» **EXERCISE DESCRIPTION**:
Check every line for the word "this" and give the number of lines where it occurs, nothing else.

» **Collected data entries**:
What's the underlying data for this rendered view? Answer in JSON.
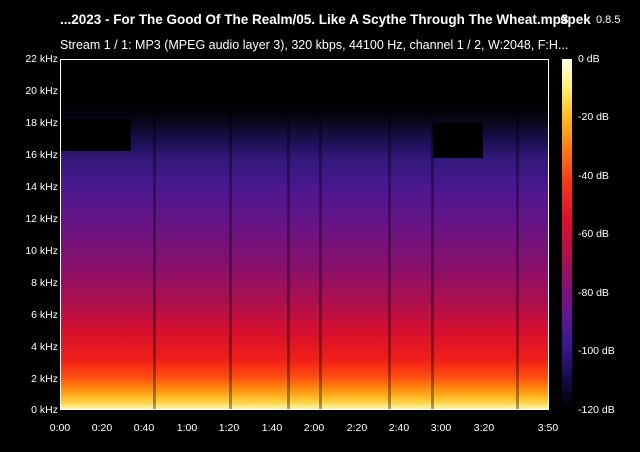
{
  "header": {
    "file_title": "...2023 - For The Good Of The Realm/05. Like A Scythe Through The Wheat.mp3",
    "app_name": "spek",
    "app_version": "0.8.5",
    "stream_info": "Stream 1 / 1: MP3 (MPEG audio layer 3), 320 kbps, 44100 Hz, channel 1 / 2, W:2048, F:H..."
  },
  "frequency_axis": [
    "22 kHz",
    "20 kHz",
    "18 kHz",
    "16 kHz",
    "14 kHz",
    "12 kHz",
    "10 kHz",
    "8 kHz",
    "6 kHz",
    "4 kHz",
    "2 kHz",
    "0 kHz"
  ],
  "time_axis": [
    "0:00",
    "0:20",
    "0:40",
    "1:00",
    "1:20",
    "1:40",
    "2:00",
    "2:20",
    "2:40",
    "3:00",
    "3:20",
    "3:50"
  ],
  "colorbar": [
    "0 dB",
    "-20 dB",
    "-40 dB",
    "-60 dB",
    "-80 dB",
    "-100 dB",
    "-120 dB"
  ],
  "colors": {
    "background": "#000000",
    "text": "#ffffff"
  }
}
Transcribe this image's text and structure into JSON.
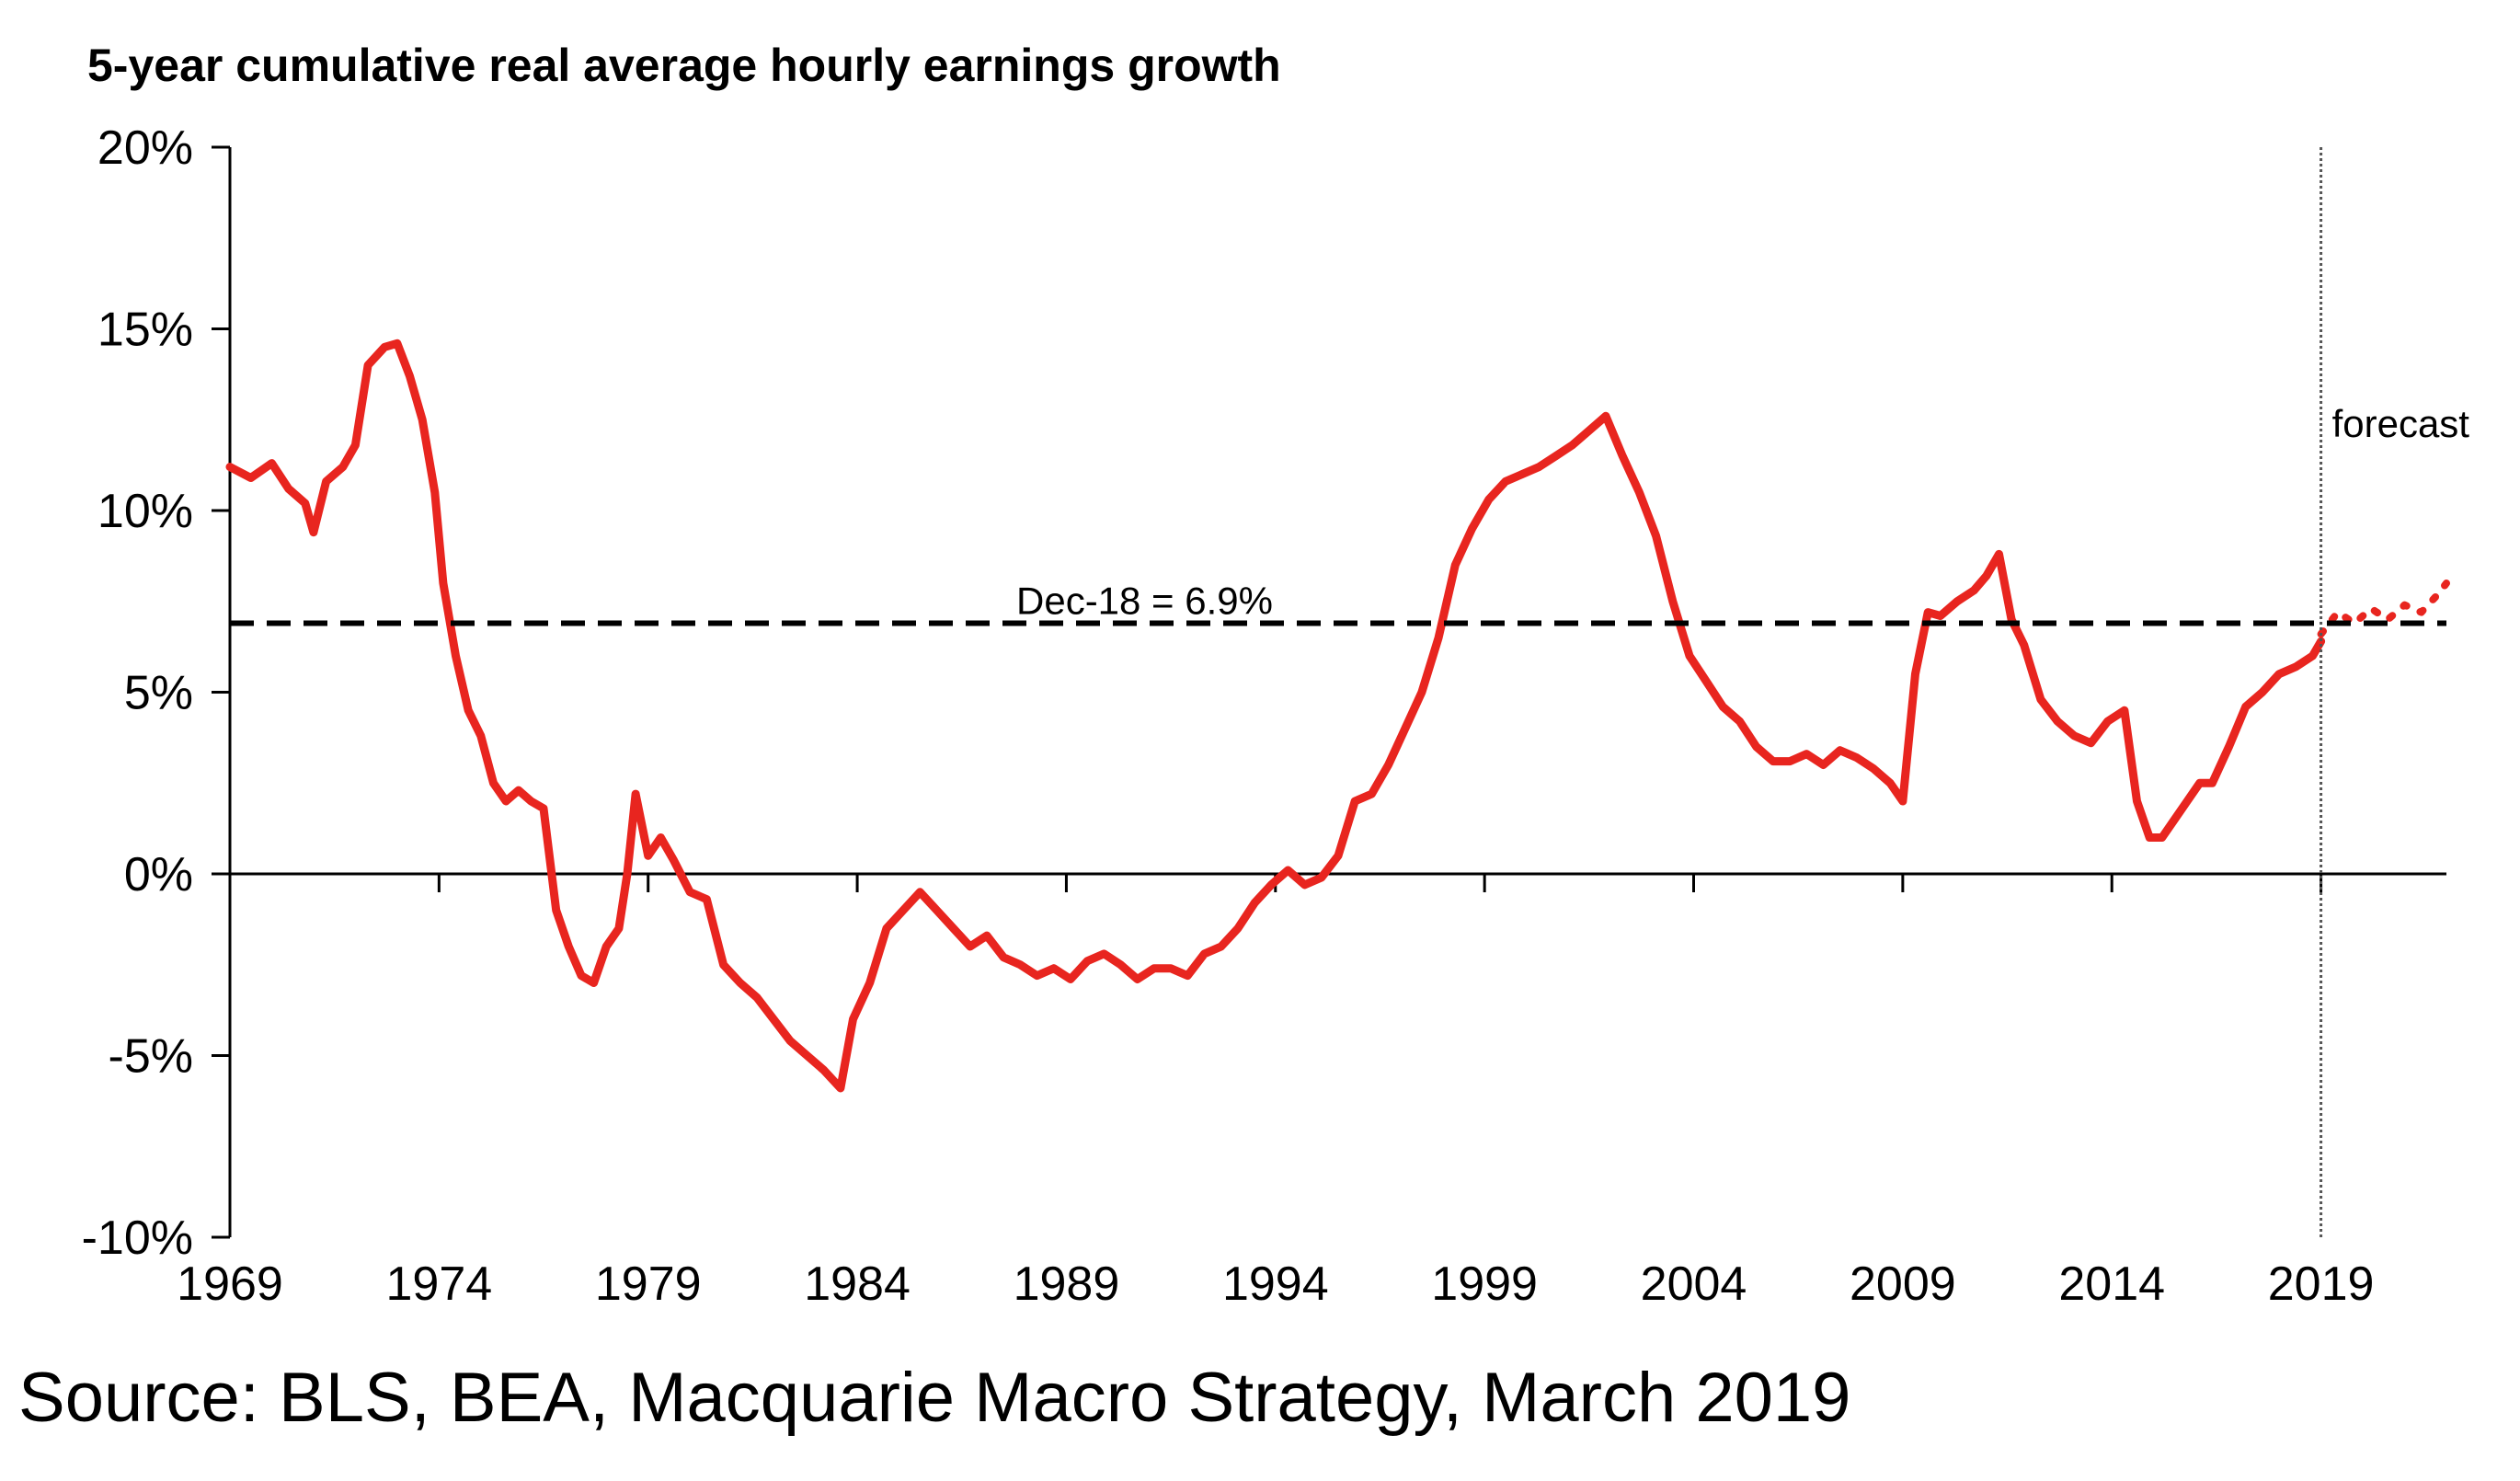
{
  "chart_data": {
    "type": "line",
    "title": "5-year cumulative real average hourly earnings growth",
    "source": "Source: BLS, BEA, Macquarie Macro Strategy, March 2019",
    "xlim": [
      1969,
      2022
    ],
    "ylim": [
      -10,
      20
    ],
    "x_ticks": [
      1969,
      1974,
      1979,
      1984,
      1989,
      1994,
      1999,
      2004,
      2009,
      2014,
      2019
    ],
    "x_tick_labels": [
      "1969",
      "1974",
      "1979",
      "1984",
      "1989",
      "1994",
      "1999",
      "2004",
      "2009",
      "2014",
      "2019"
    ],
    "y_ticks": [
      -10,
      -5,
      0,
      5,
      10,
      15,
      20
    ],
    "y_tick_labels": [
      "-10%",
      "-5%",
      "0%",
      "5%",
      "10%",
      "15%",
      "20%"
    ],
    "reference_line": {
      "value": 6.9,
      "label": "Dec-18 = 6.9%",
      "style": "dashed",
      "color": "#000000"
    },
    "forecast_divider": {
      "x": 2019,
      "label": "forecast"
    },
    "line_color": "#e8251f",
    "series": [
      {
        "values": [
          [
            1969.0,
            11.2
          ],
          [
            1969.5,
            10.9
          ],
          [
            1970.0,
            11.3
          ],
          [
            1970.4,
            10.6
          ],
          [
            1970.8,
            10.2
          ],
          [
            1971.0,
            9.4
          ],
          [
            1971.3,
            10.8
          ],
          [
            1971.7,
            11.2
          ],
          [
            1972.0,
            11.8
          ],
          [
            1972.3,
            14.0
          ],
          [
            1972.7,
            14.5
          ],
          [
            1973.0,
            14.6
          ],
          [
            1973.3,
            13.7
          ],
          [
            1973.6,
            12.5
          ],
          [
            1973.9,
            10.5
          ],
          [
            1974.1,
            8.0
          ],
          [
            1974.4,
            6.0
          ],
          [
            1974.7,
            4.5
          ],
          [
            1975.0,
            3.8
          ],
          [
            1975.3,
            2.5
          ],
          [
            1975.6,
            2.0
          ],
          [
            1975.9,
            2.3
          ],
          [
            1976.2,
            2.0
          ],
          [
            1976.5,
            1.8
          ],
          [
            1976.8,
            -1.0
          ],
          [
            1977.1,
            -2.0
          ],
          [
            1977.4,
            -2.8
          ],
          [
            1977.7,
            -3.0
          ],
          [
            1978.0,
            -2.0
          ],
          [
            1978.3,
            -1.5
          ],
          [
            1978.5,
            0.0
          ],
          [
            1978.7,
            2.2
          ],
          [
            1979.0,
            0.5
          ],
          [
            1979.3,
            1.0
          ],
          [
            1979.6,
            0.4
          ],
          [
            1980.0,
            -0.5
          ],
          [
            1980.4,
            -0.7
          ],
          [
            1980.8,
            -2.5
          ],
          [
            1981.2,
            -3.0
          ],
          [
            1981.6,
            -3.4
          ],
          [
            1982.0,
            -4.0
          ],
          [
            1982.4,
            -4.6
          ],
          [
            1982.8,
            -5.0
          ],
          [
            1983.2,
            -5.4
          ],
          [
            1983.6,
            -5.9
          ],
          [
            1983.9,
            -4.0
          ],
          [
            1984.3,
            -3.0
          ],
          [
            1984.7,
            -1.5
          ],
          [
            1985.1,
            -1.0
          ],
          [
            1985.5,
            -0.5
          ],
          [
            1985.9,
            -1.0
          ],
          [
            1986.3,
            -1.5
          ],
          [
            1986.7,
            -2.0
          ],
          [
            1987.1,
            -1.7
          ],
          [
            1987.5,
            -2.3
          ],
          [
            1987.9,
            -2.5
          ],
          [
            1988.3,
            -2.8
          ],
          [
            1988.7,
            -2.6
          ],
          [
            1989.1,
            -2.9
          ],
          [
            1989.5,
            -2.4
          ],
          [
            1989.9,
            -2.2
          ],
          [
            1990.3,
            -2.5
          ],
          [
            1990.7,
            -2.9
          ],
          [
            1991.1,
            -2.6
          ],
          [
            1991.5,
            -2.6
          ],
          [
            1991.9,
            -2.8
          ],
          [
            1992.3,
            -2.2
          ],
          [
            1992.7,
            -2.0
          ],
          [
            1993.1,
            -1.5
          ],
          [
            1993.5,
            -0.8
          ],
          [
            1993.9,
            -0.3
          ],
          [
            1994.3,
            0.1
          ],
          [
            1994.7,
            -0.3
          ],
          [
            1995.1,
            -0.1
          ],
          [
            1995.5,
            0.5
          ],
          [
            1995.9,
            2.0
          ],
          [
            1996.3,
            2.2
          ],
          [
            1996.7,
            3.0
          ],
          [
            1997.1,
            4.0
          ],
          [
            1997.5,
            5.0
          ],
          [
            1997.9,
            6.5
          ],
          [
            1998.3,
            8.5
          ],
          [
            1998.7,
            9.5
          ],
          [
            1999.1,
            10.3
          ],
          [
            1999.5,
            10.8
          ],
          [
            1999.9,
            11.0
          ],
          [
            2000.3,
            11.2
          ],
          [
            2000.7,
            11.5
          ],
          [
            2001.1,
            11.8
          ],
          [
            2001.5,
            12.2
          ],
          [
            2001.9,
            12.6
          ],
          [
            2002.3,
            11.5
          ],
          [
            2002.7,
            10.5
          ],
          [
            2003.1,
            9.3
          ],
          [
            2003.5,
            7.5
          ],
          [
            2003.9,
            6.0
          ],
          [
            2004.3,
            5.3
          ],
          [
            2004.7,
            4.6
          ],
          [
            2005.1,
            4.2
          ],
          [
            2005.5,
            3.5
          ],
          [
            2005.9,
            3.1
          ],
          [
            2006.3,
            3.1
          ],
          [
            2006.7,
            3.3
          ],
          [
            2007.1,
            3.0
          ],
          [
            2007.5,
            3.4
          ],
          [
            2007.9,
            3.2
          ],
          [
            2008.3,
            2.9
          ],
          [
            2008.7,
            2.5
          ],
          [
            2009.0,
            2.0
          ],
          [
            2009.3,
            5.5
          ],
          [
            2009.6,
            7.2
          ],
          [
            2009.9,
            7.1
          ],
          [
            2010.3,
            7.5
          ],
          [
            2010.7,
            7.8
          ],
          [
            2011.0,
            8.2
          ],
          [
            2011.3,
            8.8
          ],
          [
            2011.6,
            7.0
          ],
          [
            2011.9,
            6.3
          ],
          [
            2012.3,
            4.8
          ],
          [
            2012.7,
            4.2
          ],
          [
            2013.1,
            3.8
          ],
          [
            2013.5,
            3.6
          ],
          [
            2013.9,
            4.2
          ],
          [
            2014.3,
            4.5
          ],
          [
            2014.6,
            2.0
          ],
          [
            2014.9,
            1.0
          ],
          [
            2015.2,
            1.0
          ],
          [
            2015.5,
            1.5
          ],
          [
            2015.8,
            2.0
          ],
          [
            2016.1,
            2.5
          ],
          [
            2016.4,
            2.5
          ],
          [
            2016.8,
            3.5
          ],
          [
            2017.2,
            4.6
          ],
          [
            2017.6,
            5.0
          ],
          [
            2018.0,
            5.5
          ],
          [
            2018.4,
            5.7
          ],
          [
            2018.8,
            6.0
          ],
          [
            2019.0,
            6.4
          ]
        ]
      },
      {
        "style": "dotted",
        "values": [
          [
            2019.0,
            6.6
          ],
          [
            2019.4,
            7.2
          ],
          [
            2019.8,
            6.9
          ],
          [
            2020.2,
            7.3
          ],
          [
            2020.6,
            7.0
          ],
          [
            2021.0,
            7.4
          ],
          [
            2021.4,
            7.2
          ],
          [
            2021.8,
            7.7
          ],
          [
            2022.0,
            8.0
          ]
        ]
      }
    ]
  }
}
...
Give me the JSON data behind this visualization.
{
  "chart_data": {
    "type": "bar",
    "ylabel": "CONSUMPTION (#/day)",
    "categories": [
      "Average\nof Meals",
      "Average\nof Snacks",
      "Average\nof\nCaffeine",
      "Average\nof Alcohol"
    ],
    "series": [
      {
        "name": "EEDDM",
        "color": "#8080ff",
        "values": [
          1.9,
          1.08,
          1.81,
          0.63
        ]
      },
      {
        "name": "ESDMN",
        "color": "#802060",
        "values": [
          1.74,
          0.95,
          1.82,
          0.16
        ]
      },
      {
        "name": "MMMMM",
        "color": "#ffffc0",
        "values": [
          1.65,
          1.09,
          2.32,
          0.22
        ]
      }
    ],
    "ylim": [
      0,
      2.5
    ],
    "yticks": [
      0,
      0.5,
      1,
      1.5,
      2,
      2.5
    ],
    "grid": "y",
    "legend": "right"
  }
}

» **WRITTEN RESPONSE**:
3